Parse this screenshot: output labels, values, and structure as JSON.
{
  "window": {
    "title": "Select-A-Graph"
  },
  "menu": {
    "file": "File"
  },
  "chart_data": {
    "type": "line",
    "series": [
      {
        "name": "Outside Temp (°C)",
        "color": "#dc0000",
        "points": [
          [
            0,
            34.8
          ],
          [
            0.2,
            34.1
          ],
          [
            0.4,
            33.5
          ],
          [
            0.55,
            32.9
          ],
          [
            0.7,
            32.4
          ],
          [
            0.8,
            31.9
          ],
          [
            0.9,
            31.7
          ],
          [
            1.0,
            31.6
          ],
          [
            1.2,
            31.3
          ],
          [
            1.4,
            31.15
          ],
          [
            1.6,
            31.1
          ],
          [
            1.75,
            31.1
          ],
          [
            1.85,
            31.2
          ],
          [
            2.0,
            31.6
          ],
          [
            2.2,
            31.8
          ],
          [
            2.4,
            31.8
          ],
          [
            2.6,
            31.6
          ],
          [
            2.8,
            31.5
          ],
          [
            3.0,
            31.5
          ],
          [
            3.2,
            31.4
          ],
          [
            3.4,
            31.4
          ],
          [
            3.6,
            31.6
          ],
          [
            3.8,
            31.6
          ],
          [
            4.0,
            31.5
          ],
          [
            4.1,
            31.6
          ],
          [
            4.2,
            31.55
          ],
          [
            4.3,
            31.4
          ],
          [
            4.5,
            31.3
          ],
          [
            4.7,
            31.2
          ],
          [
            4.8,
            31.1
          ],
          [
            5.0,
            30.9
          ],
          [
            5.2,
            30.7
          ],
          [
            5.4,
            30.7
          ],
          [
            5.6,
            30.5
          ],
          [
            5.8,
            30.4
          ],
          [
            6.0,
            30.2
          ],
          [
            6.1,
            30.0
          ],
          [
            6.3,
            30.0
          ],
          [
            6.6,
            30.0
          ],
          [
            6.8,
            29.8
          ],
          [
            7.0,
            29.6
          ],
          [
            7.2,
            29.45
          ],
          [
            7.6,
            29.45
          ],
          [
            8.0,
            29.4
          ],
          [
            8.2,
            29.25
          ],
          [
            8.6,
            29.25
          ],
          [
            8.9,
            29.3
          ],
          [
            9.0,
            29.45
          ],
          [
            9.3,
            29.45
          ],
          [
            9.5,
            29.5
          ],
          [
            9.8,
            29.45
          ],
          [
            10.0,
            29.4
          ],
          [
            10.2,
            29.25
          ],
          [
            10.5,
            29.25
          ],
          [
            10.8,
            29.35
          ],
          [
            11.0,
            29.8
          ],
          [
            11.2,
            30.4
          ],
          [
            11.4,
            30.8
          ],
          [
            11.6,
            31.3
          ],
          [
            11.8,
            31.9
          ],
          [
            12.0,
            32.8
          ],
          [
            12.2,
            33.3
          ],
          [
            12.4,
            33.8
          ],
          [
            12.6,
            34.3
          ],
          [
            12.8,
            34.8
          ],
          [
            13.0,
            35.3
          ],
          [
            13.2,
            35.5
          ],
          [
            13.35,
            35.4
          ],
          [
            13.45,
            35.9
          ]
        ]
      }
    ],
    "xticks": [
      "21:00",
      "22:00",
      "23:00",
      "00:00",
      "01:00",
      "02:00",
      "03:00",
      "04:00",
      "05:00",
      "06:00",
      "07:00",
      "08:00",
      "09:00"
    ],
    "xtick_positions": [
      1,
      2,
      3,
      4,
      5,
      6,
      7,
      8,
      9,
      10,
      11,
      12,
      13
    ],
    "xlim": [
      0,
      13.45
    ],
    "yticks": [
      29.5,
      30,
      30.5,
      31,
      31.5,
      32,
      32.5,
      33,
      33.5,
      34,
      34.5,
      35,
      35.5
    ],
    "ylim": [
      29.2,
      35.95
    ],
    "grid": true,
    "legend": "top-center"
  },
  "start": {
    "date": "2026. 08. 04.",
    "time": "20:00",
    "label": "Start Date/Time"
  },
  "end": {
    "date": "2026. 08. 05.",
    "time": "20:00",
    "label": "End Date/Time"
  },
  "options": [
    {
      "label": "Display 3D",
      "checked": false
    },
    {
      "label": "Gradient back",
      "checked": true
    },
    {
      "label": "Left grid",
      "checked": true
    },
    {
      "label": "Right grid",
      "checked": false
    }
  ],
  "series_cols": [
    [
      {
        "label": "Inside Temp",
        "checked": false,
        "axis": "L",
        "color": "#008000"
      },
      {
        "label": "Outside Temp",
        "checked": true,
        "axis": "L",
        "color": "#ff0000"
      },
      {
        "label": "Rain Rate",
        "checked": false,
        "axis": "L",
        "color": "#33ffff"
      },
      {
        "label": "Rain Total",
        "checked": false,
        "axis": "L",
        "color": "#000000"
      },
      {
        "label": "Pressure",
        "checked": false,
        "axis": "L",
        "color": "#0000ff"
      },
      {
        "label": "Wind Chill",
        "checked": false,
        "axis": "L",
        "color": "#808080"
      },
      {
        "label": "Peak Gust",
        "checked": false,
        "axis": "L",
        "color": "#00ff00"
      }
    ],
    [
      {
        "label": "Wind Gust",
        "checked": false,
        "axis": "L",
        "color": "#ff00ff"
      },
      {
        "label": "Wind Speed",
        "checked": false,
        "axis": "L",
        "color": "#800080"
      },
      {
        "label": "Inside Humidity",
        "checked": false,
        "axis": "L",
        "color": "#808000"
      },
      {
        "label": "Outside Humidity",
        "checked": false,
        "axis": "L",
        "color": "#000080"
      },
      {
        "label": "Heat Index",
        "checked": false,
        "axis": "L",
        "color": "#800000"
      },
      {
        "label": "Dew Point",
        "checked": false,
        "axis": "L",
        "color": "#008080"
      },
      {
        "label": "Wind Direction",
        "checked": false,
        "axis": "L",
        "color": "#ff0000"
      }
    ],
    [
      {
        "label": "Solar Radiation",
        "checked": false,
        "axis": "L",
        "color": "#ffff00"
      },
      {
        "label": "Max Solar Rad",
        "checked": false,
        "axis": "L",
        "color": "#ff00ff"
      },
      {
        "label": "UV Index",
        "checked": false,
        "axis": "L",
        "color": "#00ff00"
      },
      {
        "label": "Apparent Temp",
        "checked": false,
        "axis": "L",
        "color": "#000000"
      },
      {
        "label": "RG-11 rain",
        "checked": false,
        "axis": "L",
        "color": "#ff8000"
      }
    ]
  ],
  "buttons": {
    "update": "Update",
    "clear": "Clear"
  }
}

○ ○ ○ ○ ○

Give solely the number of lines in the data that contain the string "grid".

Reply:
3